-- Begin DATA FOR THIS EXERCISE --

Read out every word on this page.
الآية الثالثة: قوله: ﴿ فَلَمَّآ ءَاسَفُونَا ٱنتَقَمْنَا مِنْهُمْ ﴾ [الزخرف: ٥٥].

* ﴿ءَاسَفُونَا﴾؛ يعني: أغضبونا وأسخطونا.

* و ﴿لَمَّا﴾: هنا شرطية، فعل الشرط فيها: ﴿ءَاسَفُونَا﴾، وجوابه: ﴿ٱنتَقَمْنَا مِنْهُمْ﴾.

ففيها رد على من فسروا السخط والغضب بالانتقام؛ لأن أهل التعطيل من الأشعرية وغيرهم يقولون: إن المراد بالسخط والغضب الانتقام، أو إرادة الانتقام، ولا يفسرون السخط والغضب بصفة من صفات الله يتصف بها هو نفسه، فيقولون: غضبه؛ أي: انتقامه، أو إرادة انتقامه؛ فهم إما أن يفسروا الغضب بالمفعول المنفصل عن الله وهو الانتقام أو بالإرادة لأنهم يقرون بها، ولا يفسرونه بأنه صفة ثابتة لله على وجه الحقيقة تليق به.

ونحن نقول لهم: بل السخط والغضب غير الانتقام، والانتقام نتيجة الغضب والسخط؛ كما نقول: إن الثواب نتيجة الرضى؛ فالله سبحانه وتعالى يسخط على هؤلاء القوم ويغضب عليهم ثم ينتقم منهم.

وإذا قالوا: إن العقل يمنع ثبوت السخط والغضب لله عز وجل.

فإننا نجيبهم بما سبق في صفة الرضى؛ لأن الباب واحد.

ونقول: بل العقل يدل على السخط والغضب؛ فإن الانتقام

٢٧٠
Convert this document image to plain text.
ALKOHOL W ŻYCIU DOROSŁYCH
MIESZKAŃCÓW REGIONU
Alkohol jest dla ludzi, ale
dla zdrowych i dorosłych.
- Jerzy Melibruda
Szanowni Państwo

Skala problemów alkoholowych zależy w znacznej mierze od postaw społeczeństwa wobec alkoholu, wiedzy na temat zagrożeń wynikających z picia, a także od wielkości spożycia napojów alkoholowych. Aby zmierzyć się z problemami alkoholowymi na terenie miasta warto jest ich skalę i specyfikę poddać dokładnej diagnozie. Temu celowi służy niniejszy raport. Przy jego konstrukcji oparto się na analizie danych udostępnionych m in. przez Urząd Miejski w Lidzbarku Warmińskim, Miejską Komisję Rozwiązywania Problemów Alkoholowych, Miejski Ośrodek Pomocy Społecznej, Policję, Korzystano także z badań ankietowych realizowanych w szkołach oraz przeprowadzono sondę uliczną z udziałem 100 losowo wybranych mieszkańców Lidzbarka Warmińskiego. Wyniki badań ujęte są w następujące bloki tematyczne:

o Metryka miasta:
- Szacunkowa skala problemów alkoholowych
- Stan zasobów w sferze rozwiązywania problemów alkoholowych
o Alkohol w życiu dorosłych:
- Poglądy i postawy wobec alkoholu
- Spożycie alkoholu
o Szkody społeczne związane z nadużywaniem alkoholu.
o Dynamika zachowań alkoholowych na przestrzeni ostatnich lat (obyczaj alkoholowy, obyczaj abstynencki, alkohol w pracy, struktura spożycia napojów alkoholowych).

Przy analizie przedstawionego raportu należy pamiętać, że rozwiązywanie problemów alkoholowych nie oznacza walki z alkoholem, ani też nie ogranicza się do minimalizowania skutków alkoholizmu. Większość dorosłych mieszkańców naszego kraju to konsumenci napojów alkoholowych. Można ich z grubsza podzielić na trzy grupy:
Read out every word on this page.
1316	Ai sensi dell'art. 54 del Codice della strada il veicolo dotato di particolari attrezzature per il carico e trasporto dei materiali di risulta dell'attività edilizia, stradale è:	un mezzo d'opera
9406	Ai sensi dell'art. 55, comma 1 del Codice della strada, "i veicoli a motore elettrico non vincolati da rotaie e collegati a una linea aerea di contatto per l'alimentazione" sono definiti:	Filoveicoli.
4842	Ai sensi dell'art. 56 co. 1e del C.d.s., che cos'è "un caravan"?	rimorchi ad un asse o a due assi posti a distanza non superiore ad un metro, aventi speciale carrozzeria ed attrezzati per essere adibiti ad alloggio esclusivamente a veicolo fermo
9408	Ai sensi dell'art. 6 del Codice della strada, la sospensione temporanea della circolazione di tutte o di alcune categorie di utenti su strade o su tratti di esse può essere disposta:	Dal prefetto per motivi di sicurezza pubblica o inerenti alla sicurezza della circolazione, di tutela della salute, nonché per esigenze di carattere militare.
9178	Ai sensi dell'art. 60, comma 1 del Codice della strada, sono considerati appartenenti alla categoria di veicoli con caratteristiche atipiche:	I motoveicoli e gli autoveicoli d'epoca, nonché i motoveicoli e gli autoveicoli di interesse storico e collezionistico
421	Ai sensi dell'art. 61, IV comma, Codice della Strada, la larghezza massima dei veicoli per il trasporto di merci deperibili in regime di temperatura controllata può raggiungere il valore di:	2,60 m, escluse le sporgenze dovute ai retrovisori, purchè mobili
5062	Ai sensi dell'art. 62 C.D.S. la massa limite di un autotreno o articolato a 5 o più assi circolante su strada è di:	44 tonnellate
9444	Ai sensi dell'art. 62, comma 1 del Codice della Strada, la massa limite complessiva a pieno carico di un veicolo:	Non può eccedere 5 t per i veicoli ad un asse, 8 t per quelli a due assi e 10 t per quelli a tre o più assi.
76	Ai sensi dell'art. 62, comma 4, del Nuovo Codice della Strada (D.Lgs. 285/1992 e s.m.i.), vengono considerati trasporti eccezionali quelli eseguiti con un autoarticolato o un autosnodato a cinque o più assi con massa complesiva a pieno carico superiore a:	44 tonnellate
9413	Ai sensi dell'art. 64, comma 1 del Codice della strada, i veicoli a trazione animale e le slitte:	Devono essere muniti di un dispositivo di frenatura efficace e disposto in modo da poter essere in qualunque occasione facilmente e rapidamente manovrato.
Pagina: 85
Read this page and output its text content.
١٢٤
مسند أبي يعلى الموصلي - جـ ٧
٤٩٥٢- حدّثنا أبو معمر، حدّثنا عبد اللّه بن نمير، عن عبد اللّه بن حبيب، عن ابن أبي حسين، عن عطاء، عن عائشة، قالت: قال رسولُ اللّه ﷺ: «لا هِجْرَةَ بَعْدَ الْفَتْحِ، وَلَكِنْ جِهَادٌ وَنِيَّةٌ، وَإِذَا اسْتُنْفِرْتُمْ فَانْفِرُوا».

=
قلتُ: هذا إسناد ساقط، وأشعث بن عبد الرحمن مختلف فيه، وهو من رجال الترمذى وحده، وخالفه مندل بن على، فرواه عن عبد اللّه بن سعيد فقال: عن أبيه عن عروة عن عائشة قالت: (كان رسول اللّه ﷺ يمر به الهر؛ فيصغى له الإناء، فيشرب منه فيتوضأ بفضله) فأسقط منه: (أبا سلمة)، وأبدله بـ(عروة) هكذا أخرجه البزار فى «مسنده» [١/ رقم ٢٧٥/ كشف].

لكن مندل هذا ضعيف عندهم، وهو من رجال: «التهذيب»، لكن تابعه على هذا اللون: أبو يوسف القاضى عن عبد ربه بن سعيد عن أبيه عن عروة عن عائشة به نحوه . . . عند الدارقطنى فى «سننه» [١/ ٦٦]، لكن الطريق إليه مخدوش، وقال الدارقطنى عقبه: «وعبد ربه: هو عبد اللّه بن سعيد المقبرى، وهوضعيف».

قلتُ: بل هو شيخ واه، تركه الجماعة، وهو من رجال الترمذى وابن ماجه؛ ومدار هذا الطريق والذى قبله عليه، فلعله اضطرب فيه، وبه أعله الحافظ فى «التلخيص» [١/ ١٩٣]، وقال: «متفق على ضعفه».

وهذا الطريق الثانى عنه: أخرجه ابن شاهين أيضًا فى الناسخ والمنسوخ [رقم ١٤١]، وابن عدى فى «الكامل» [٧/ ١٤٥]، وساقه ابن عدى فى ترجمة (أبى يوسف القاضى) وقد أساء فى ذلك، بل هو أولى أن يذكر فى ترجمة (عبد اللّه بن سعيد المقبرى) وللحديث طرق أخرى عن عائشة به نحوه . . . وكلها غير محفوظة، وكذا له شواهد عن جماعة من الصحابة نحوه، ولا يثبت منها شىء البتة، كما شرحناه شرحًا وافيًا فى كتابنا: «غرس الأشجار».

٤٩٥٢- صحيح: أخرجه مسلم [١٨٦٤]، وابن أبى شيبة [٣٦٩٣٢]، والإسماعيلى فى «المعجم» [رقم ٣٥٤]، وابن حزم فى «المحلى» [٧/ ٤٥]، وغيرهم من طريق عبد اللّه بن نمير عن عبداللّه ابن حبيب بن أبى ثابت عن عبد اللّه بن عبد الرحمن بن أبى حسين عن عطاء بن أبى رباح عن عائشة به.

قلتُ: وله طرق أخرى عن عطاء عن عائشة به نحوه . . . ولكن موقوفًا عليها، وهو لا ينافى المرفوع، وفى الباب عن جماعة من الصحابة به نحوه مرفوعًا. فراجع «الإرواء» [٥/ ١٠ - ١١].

-- End DATA FOR THIS EXERCISE --

• [WHAT THE EXERCISE ASKS]
Pull every line containing "وقال" from the data.

• [EXERCISE RESPONSE]
لكن مندل هذا ضعيف عندهم، وهو من رجال: «التهذيب»، لكن تابعه على هذا اللون: أبو يوسف القاضى عن عبد ربه بن سعيد عن أبيه عن عروة عن عائشة به نحوه . . . عند الدارقطنى فى «سننه» [١/ ٦٦]، لكن الطريق إليه مخدوش، وقال الدارقطنى عقبه: «وعبد ربه: هو عبد اللّه بن سعيد المقبرى، وهوضعيف».
قلتُ: بل هو شيخ واه، تركه الجماعة، وهو من رجال الترمذى وابن ماجه؛ ومدار هذا الطريق والذى قبله عليه، فلعله اضطرب فيه، وبه أعله الحافظ فى «التلخيص» [١/ ١٩٣]، وقال: «متفق على ضعفه».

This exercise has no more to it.